> _WHAT NEEDS TO BE DONE_
Set all the material down again unchanged, without the pictures.

┌─ WORKING DATA

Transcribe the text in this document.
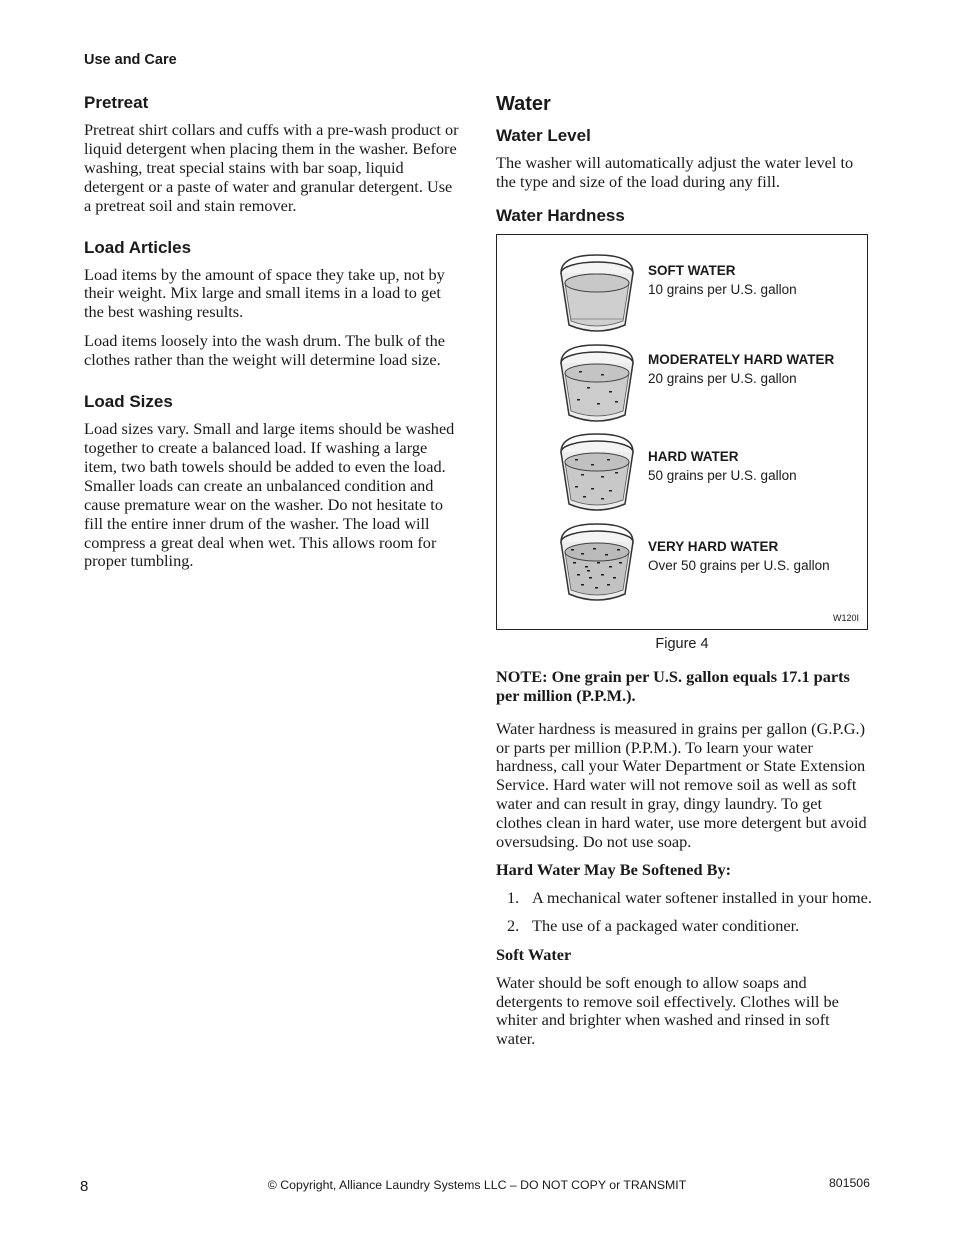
Use and Care
Pretreat

Pretreat shirt collars and cuffs with a pre-wash product or liquid detergent when placing them in the washer. Before washing, treat special stains with bar soap, liquid detergent or a paste of water and granular detergent. Use a pretreat soil and stain remover.

Load Articles

Load items by the amount of space they take up, not by their weight. Mix large and small items in a load to get the best washing results.

Load items loosely into the wash drum. The bulk of the clothes rather than the weight will determine load size.

Load Sizes

Load sizes vary. Small and large items should be washed together to create a balanced load. If washing a large item, two bath towels should be added to even the load. Smaller loads can create an unbalanced condition and cause premature wear on the washer. Do not hesitate to fill the entire inner drum of the washer. The load will compress a great deal when wet. This allows room for proper tumbling.

Water
Water Level

The washer will automatically adjust the water level to the type and size of the load during any fill.

Water Hardness
SOFT WATER
10 grains per U.S. gallon
MODERATELY HARD WATER
20 grains per U.S. gallon
HARD WATER
50 grains per U.S. gallon
VERY HARD WATER
Over 50 grains per U.S. gallon
W120I
Figure 4

NOTE: One grain per U.S. gallon equals 17.1 parts per million (P.P.M.).

Water hardness is measured in grains per gallon (G.P.G.) or parts per million (P.P.M.). To learn your water hardness, call your Water Department or State Extension Service. Hard water will not remove soil as well as soft water and can result in gray, dingy laundry. To get clothes clean in hard water, use more detergent but avoid oversudsing. Do not use soap.

Hard Water May Be Softened By:

1. A mechanical water softener installed in your home.
2. The use of a packaged water conditioner.

Soft Water

Water should be soft enough to allow soaps and detergents to remove soil effectively. Clothes will be whiter and brighter when washed and rinsed in soft water.

8	© Copyright, Alliance Laundry Systems LLC – DO NOT COPY or TRANSMIT	801506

└─

> _FULL OUTPUT_
Transcribe the text in this document.
Use and Care
Pretreat

Pretreat shirt collars and cuffs with a pre-wash product or liquid detergent when placing them in the washer. Before washing, treat special stains with bar soap, liquid detergent or a paste of water and granular detergent. Use a pretreat soil and stain remover.

Load Articles

Load items by the amount of space they take up, not by their weight. Mix large and small items in a load to get the best washing results.

Load items loosely into the wash drum. The bulk of the clothes rather than the weight will determine load size.

Load Sizes

Load sizes vary. Small and large items should be washed together to create a balanced load. If washing a large item, two bath towels should be added to even the load. Smaller loads can create an unbalanced condition and cause premature wear on the washer. Do not hesitate to fill the entire inner drum of the washer. The load will compress a great deal when wet. This allows room for proper tumbling.

Water
Water Level

The washer will automatically adjust the water level to the type and size of the load during any fill.

Water Hardness
SOFT WATER
10 grains per U.S. gallon
MODERATELY HARD WATER
20 grains per U.S. gallon
HARD WATER
50 grains per U.S. gallon
VERY HARD WATER
Over 50 grains per U.S. gallon
W120I
Figure 4

NOTE: One grain per U.S. gallon equals 17.1 parts per million (P.P.M.).

Water hardness is measured in grains per gallon (G.P.G.) or parts per million (P.P.M.). To learn your water hardness, call your Water Department or State Extension Service. Hard water will not remove soil as well as soft water and can result in gray, dingy laundry. To get clothes clean in hard water, use more detergent but avoid oversudsing. Do not use soap.

Hard Water May Be Softened By:

1. A mechanical water softener installed in your home.
2. The use of a packaged water conditioner.

Soft Water

Water should be soft enough to allow soaps and detergents to remove soil effectively. Clothes will be whiter and brighter when washed and rinsed in soft water.

8	© Copyright, Alliance Laundry Systems LLC – DO NOT COPY or TRANSMIT	801506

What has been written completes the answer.